- [WHAT IS NEEDED] Identify the lines that contain the word "Legal" and copy each one.

(Stored records)
--- start ---
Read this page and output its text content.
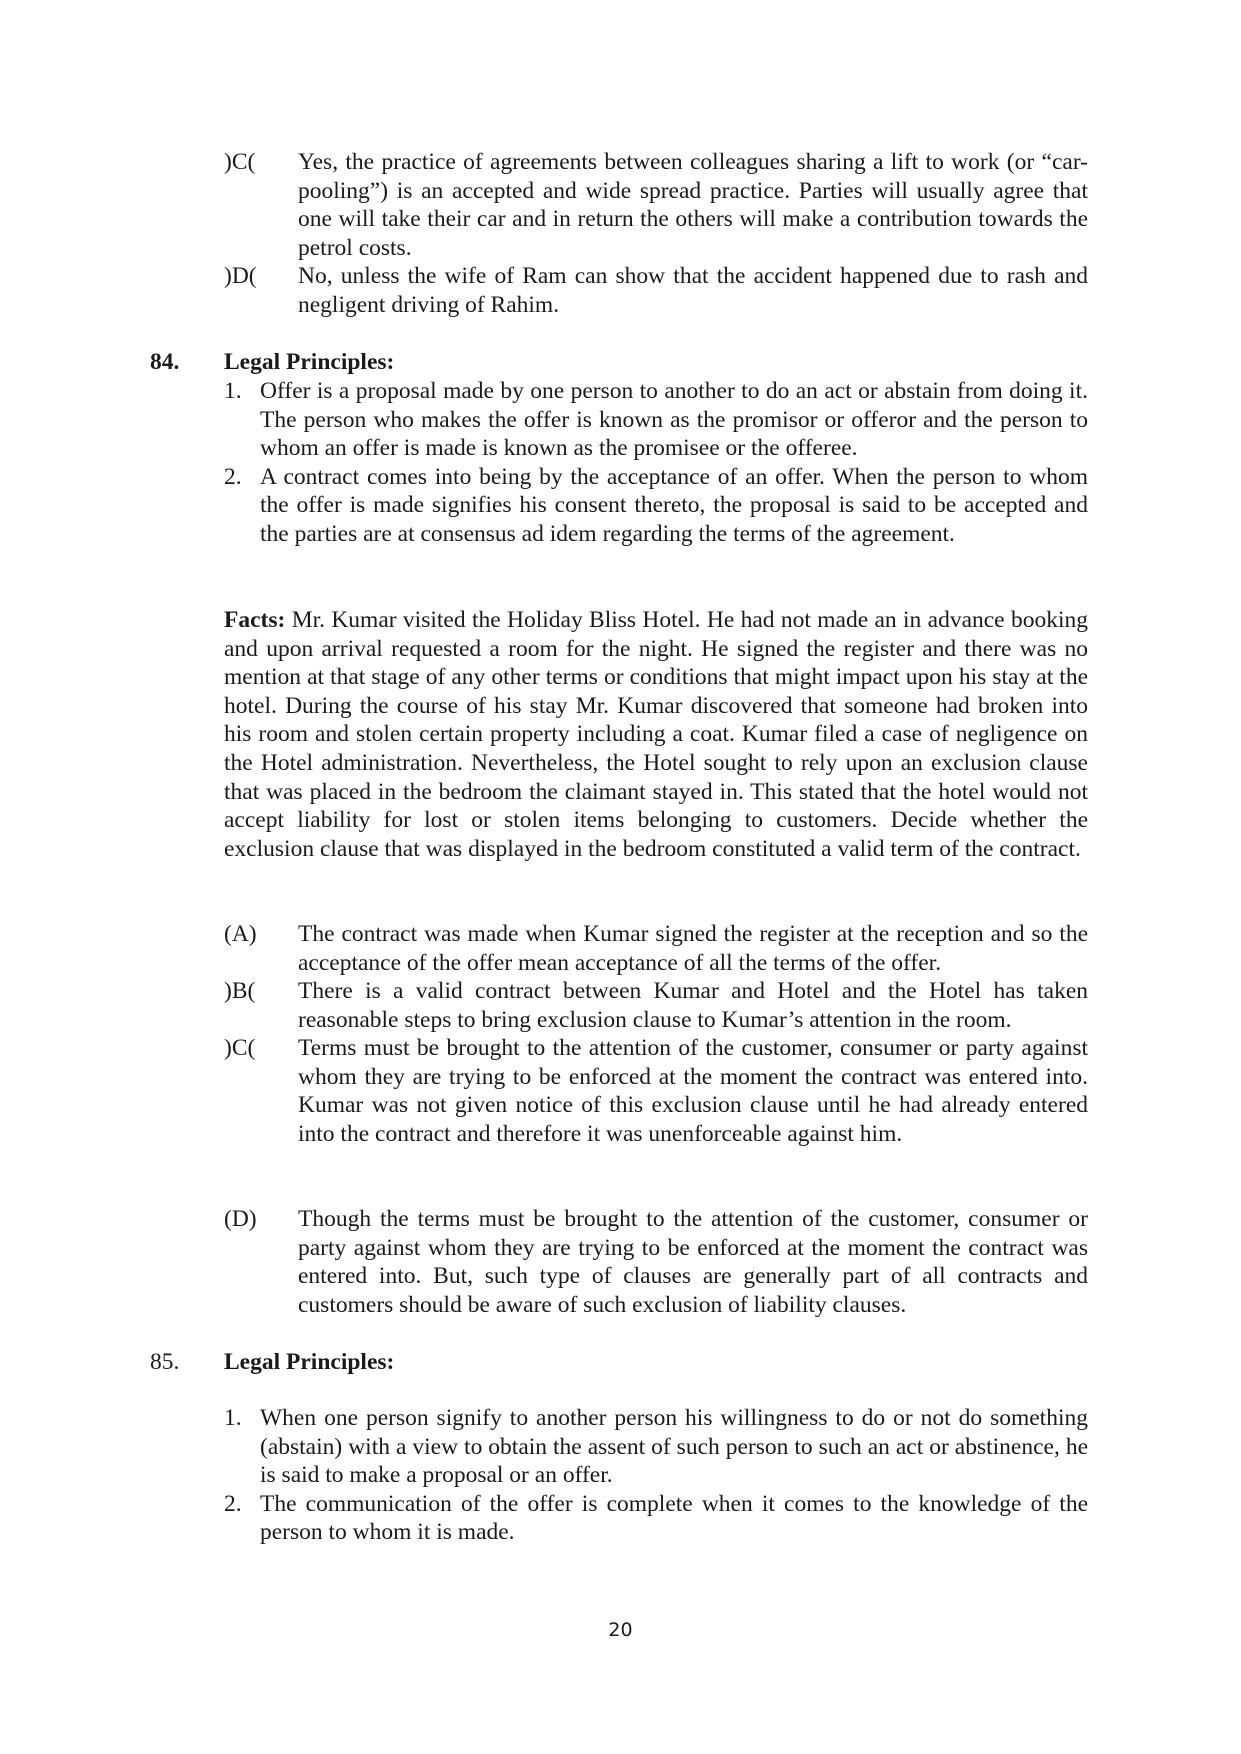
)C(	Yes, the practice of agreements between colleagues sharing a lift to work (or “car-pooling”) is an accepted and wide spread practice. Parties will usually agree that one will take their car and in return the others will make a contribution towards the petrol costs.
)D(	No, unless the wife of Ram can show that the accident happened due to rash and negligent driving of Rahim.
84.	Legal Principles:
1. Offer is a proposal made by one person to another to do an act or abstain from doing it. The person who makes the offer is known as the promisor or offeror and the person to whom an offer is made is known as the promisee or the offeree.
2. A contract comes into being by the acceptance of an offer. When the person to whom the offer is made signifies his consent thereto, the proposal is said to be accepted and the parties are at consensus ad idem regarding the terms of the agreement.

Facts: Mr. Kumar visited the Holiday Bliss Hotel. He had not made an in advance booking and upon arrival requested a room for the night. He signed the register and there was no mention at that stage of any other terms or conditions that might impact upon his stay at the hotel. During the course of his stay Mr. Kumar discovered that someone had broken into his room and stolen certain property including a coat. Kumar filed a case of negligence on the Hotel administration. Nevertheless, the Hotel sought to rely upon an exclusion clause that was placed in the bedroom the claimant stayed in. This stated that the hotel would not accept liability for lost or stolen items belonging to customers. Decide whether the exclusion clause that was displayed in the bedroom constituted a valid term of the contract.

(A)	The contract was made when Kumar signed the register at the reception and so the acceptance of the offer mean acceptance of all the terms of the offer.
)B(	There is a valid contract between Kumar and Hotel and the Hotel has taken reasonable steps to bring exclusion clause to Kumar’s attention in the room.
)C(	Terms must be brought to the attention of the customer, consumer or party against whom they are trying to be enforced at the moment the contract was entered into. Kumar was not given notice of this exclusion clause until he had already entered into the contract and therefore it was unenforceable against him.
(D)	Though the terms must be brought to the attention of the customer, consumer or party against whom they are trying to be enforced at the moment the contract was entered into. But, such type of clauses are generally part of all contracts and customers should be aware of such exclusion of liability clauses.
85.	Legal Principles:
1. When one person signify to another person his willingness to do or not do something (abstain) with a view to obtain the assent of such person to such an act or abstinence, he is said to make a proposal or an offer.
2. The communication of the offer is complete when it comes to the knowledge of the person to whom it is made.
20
--- end ---
--- start ---
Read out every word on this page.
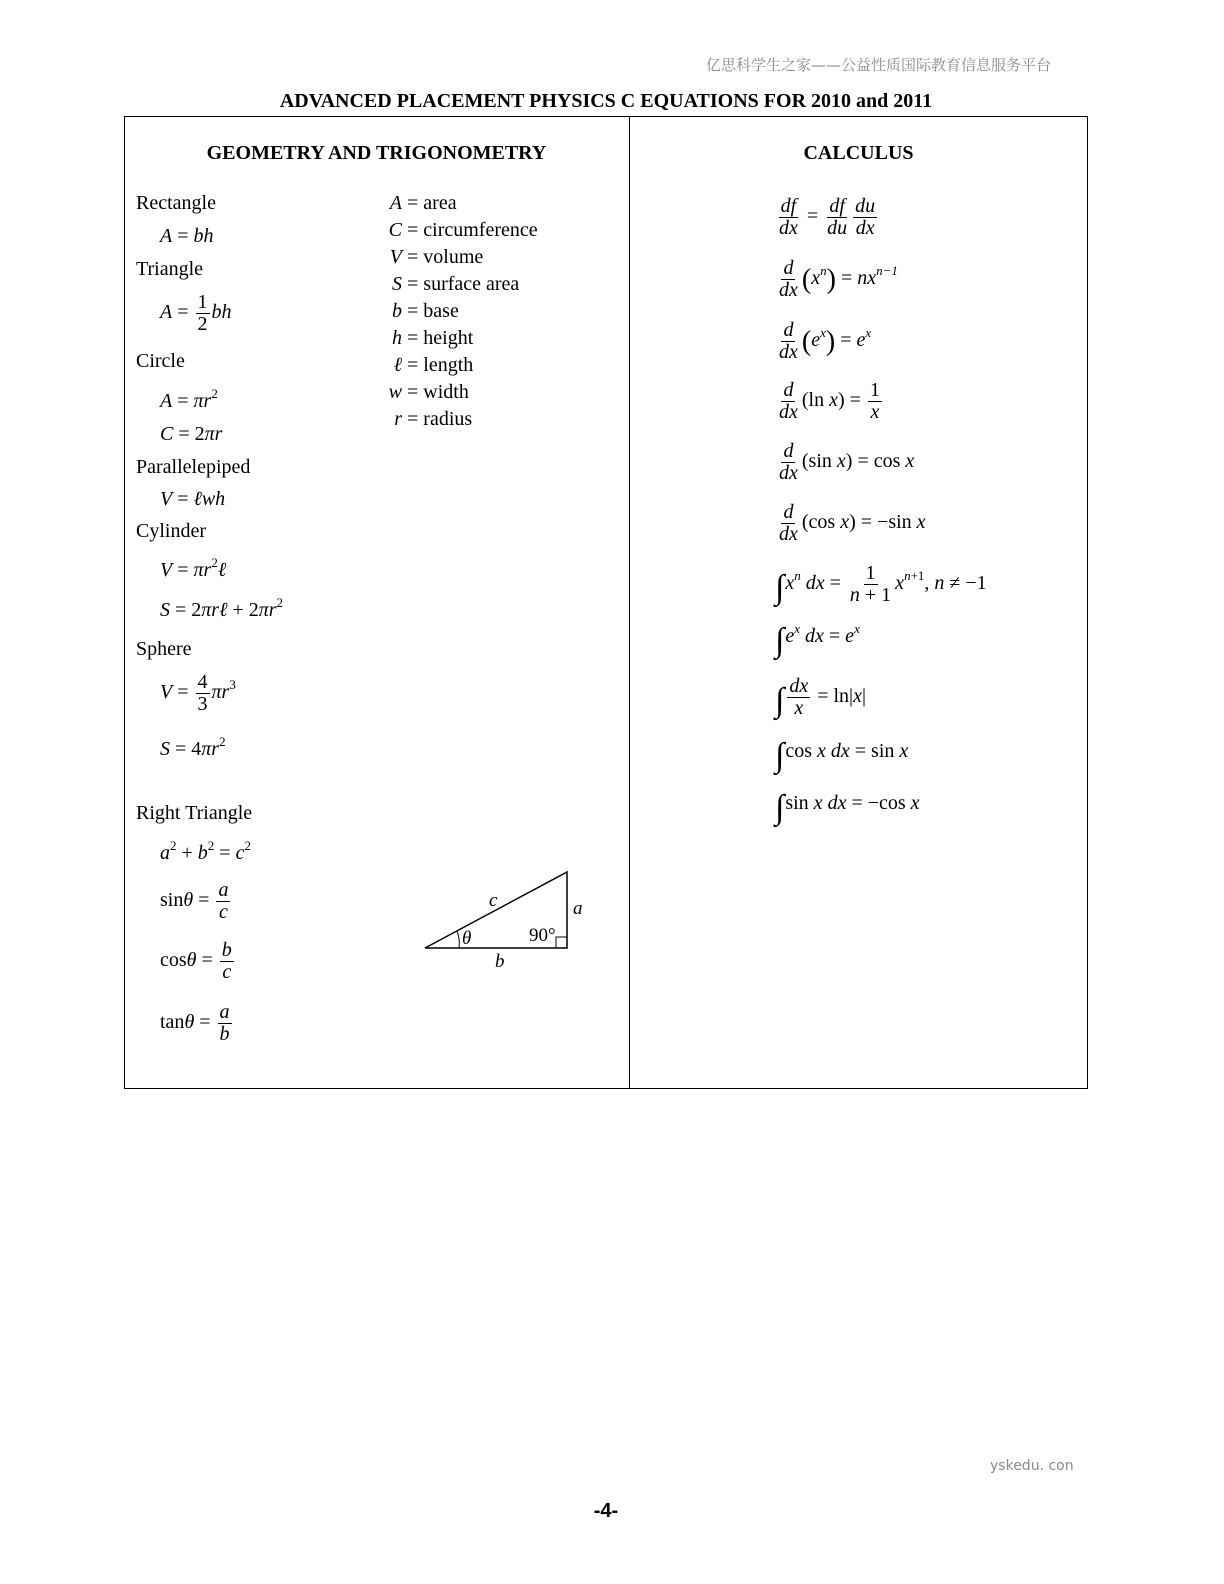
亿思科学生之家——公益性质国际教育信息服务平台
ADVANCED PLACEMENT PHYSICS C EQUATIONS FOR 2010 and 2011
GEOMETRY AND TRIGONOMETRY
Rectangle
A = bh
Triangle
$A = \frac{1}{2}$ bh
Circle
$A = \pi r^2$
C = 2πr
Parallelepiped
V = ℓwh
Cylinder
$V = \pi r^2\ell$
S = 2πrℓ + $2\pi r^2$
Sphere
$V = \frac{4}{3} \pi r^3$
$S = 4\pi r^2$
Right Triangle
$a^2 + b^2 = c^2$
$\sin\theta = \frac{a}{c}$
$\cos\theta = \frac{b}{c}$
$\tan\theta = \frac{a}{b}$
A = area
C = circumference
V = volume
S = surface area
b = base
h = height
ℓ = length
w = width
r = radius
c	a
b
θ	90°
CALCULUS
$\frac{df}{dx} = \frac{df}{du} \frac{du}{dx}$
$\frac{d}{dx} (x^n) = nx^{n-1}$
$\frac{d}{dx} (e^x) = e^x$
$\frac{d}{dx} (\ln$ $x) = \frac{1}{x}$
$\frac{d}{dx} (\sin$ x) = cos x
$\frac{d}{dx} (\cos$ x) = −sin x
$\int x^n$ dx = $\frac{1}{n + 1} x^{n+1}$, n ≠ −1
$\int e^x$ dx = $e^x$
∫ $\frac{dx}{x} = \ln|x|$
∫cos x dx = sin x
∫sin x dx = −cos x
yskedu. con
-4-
--- end ---
- [ANSWER IN FULL]
84.	Legal Principles:
85.	Legal Principles:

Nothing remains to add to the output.